What to work on: Write the data out again, exactly as given.

Exercise inputs:
* start *

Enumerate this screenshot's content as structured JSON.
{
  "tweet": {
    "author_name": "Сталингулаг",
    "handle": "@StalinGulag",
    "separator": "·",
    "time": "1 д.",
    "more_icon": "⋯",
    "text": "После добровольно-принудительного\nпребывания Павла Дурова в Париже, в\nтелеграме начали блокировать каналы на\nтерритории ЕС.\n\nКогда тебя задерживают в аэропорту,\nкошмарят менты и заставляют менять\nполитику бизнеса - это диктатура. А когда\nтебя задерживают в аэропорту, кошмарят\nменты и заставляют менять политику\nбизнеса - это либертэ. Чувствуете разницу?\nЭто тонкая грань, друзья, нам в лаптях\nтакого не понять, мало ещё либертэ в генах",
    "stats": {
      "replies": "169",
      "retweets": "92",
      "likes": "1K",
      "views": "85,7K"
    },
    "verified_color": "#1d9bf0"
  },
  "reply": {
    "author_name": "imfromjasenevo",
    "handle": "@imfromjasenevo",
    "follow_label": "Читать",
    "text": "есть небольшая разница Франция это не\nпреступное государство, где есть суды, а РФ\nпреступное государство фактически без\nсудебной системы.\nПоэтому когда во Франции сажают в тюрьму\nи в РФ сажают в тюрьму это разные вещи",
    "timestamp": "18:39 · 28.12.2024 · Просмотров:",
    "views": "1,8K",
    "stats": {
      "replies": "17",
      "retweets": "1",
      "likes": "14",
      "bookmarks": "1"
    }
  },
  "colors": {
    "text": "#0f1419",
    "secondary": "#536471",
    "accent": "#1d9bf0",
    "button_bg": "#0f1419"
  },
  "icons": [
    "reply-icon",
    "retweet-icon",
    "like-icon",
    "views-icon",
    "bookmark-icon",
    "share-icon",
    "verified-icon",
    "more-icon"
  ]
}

* end *

Exercise response:
Enumerate this screenshot's content as structured JSON.
{
  "tweet": {
    "author_name": "Сталингулаг",
    "handle": "@StalinGulag",
    "separator": "·",
    "time": "1 д.",
    "more_icon": "⋯",
    "text": "После добровольно-принудительного\nпребывания Павла Дурова в Париже, в\nтелеграме начали блокировать каналы на\nтерритории ЕС.\n\nКогда тебя задерживают в аэропорту,\nкошмарят менты и заставляют менять\nполитику бизнеса - это диктатура. А когда\nтебя задерживают в аэропорту, кошмарят\nменты и заставляют менять политику\nбизнеса - это либертэ. Чувствуете разницу?\nЭто тонкая грань, друзья, нам в лаптях\nтакого не понять, мало ещё либертэ в генах",
    "stats": {
      "replies": "169",
      "retweets": "92",
      "likes": "1K",
      "views": "85,7K"
    },
    "verified_color": "#1d9bf0"
  },
  "reply": {
    "author_name": "imfromjasenevo",
    "handle": "@imfromjasenevo",
    "follow_label": "Читать",
    "text": "есть небольшая разница Франция это не\nпреступное государство, где есть суды, а РФ\nпреступное государство фактически без\nсудебной системы.\nПоэтому когда во Франции сажают в тюрьму\nи в РФ сажают в тюрьму это разные вещи",
    "timestamp": "18:39 · 28.12.2024 · Просмотров:",
    "views": "1,8K",
    "stats": {
      "replies": "17",
      "retweets": "1",
      "likes": "14",
      "bookmarks": "1"
    }
  },
  "colors": {
    "text": "#0f1419",
    "secondary": "#536471",
    "accent": "#1d9bf0",
    "button_bg": "#0f1419"
  },
  "icons": [
    "reply-icon",
    "retweet-icon",
    "like-icon",
    "views-icon",
    "bookmark-icon",
    "share-icon",
    "verified-icon",
    "more-icon"
  ]
}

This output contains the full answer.